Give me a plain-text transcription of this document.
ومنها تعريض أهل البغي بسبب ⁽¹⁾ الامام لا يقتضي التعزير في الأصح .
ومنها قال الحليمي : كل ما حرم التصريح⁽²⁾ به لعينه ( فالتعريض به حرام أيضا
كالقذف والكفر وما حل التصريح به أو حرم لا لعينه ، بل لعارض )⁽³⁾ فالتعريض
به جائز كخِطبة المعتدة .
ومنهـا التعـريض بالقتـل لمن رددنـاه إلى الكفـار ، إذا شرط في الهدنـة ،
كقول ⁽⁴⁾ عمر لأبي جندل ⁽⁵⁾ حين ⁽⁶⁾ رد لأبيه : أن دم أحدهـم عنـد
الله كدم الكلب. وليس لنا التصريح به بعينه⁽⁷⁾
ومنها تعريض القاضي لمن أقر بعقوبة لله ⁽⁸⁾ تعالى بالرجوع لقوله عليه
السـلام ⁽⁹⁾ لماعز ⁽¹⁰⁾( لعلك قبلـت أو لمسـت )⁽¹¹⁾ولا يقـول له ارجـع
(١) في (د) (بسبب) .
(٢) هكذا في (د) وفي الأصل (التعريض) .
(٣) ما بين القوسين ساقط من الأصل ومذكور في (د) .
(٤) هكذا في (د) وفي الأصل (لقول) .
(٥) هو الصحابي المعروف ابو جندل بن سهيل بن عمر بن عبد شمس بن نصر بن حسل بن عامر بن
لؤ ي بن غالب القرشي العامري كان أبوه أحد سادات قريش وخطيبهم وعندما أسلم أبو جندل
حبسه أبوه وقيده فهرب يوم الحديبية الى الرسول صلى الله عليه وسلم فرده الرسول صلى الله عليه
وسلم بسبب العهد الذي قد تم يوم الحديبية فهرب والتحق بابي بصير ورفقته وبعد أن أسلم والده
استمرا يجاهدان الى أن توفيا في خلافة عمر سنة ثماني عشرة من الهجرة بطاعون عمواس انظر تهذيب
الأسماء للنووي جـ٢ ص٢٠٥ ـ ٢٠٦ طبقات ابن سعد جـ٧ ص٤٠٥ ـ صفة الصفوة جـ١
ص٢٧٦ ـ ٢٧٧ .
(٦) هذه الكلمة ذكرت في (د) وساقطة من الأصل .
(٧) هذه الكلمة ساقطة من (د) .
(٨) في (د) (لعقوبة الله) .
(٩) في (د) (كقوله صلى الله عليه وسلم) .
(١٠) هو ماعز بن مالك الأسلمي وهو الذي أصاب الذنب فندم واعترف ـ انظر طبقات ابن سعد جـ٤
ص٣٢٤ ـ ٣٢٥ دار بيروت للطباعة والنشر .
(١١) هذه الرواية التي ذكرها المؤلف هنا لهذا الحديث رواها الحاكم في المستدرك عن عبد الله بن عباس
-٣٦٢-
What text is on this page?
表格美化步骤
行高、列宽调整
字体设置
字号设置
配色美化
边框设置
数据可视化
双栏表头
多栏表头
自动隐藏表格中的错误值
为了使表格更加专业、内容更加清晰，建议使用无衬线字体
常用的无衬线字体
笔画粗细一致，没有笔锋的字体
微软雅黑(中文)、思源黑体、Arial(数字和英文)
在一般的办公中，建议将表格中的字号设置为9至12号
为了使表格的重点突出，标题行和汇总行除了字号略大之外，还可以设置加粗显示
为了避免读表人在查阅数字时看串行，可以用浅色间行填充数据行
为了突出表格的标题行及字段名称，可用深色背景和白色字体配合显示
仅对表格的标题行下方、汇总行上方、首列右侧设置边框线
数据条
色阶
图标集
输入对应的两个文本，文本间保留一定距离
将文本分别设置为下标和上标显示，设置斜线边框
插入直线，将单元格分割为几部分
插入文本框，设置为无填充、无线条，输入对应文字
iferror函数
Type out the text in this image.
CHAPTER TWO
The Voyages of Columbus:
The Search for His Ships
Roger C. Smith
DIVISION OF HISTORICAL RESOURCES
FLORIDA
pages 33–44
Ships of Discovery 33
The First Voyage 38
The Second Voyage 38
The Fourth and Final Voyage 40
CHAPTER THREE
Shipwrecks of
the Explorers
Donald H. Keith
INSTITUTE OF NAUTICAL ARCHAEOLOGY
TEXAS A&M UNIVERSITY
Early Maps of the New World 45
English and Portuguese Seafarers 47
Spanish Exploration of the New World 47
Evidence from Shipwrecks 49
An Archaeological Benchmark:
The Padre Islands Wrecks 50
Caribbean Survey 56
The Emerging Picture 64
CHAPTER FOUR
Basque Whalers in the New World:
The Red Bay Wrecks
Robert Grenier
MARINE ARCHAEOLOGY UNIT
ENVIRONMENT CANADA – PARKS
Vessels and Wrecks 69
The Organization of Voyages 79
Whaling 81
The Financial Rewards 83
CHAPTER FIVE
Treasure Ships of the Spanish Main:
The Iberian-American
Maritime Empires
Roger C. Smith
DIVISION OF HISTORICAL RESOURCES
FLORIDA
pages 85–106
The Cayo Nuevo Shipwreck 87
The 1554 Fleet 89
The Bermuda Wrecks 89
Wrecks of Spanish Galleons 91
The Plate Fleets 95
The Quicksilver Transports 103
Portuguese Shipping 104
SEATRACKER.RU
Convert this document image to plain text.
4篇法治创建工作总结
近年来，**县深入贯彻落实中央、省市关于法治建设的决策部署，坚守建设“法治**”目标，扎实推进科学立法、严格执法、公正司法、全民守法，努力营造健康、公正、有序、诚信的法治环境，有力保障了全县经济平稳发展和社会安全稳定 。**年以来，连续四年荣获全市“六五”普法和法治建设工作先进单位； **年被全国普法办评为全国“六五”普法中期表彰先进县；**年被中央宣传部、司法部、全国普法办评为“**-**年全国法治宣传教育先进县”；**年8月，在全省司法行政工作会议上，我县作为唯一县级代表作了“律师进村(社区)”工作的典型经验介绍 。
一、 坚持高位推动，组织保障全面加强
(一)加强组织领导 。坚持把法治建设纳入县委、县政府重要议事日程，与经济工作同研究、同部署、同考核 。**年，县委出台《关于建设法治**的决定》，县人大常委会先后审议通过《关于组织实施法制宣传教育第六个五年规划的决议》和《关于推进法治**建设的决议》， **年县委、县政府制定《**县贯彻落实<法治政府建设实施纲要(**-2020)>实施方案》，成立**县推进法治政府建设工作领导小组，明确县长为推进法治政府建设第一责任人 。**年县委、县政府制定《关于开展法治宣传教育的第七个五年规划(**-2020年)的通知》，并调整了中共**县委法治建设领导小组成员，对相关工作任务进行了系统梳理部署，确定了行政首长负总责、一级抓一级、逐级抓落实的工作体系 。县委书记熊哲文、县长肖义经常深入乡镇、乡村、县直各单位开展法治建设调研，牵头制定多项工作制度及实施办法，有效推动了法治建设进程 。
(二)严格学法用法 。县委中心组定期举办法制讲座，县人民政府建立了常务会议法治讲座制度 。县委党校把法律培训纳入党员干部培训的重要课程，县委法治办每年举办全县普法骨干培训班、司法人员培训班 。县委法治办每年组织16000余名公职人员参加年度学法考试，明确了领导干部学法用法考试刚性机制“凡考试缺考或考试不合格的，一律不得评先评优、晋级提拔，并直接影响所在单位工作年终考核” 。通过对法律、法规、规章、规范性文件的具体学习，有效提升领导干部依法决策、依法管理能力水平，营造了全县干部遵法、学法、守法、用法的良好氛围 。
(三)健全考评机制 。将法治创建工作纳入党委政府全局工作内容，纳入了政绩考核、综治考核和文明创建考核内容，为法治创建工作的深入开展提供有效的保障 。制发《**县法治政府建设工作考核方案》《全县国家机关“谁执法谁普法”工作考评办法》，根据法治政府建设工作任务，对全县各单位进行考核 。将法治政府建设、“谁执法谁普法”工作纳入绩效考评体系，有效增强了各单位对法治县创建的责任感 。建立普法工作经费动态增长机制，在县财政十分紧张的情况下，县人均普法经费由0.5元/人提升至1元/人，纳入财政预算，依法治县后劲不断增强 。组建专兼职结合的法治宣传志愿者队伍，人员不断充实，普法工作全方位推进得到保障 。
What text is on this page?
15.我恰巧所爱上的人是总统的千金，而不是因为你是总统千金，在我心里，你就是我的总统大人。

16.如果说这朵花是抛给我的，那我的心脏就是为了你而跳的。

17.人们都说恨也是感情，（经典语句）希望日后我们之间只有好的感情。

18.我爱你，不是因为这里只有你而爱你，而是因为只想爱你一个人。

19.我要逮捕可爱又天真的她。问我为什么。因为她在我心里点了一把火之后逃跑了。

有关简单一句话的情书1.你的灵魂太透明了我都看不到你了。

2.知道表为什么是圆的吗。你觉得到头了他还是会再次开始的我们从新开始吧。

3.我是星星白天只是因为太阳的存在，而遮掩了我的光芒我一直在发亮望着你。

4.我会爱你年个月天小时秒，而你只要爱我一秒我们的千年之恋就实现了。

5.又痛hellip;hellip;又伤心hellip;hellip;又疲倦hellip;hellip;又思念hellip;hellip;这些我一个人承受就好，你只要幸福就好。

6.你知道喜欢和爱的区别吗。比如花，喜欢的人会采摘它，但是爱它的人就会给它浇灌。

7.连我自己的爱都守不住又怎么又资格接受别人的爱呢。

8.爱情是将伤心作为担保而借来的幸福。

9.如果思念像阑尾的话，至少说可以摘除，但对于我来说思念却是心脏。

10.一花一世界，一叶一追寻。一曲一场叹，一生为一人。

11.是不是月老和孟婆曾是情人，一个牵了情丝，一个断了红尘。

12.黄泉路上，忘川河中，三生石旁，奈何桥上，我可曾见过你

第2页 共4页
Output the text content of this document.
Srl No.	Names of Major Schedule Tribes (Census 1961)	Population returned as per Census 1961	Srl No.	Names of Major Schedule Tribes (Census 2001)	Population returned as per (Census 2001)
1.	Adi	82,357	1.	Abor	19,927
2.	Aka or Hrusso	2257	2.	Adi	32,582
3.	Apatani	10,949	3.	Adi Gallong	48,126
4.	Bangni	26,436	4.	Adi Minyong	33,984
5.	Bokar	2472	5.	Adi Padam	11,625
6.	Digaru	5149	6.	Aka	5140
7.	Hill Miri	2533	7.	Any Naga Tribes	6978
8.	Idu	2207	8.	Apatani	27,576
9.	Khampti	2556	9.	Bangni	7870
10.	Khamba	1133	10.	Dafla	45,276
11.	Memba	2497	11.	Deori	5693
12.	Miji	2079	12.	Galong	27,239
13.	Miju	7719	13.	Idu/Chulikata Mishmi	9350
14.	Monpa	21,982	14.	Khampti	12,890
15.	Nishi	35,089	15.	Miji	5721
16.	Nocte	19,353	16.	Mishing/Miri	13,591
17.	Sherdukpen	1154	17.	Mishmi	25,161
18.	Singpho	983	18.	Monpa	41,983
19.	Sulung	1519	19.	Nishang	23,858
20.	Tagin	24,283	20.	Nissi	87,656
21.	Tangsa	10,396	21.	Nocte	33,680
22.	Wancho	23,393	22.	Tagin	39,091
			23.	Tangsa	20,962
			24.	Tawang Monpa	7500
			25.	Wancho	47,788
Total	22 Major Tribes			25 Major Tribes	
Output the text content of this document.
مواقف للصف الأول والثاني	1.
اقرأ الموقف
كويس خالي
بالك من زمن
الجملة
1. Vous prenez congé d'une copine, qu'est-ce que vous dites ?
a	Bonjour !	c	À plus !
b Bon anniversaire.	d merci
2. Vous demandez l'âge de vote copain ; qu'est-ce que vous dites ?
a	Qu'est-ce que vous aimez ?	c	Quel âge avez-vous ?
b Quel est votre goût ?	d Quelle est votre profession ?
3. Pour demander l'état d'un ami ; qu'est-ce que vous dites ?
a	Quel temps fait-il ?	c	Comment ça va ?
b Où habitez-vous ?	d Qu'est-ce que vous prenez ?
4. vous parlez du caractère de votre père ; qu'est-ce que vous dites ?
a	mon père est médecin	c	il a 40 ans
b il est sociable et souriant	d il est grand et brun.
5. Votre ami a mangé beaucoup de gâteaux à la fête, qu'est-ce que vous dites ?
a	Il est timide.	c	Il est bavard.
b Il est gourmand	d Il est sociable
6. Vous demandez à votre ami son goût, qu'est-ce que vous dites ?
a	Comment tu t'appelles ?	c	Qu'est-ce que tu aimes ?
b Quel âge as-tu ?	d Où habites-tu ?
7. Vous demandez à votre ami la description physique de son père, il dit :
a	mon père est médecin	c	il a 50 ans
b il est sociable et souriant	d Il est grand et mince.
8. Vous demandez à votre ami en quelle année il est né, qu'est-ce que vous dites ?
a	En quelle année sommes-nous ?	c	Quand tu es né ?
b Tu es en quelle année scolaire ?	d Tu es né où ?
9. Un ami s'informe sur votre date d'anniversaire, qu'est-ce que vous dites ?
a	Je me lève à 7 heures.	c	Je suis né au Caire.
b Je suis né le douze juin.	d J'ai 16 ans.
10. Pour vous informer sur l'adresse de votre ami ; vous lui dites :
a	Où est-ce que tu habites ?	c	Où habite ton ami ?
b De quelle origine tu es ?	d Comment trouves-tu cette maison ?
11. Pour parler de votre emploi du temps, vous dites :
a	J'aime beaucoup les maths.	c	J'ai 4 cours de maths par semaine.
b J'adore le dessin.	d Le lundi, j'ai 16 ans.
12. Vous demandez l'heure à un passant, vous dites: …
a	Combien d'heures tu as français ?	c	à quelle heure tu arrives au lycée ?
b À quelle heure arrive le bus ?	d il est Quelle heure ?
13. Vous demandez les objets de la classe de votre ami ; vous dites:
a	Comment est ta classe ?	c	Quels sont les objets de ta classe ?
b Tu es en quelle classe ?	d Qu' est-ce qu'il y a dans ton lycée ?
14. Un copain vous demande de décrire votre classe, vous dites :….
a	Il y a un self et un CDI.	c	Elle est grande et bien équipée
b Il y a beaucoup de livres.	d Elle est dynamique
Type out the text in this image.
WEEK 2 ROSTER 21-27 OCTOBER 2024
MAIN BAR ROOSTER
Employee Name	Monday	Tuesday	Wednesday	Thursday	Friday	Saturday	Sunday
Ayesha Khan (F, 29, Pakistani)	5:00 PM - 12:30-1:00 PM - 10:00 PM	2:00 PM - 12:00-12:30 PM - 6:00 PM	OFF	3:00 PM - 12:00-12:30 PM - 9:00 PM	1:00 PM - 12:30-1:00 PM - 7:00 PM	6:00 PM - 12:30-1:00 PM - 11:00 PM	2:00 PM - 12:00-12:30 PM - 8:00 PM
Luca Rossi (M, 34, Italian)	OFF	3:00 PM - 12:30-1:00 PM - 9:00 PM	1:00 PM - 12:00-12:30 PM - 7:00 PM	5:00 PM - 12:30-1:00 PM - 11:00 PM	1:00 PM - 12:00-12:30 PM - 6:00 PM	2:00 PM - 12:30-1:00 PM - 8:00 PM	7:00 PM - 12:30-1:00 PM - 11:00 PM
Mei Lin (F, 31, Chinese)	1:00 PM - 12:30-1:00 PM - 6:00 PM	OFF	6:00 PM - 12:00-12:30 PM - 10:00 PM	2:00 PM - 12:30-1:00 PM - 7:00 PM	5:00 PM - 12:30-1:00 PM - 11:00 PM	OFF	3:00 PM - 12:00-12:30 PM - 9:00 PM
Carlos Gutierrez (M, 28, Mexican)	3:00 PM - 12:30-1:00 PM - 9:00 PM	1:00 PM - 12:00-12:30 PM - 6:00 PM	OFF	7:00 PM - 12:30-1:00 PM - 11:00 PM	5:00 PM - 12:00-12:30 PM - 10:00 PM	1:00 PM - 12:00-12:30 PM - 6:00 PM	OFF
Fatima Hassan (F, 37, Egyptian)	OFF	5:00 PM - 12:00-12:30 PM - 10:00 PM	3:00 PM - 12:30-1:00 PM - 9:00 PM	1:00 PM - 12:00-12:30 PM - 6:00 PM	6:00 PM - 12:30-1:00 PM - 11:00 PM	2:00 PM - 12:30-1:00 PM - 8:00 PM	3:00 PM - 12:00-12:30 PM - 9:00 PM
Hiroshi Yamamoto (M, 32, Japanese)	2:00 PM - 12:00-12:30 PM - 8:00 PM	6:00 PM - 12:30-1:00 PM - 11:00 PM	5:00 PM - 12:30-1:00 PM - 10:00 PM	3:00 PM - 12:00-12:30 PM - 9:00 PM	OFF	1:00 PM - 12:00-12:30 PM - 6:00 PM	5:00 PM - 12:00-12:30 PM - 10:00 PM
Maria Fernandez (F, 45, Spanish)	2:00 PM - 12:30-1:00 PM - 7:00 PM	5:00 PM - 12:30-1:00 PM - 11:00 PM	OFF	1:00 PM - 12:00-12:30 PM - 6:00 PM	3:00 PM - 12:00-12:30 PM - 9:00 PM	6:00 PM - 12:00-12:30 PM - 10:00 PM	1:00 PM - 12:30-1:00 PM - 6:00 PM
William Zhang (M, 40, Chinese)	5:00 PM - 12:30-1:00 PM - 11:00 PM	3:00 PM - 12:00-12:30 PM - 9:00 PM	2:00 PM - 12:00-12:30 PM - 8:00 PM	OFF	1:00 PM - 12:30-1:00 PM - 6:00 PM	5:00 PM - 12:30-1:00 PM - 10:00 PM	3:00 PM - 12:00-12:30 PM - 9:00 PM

- **AIM**: Gather each line from the entries above that includes the word "sociable".

- **OUTPUT OF THE EXERCISE**:
b il est sociable et souriant	d il est grand et brun.
b Il est gourmand	d Il est sociable
b il est sociable et souriant	d Il est grand et mince.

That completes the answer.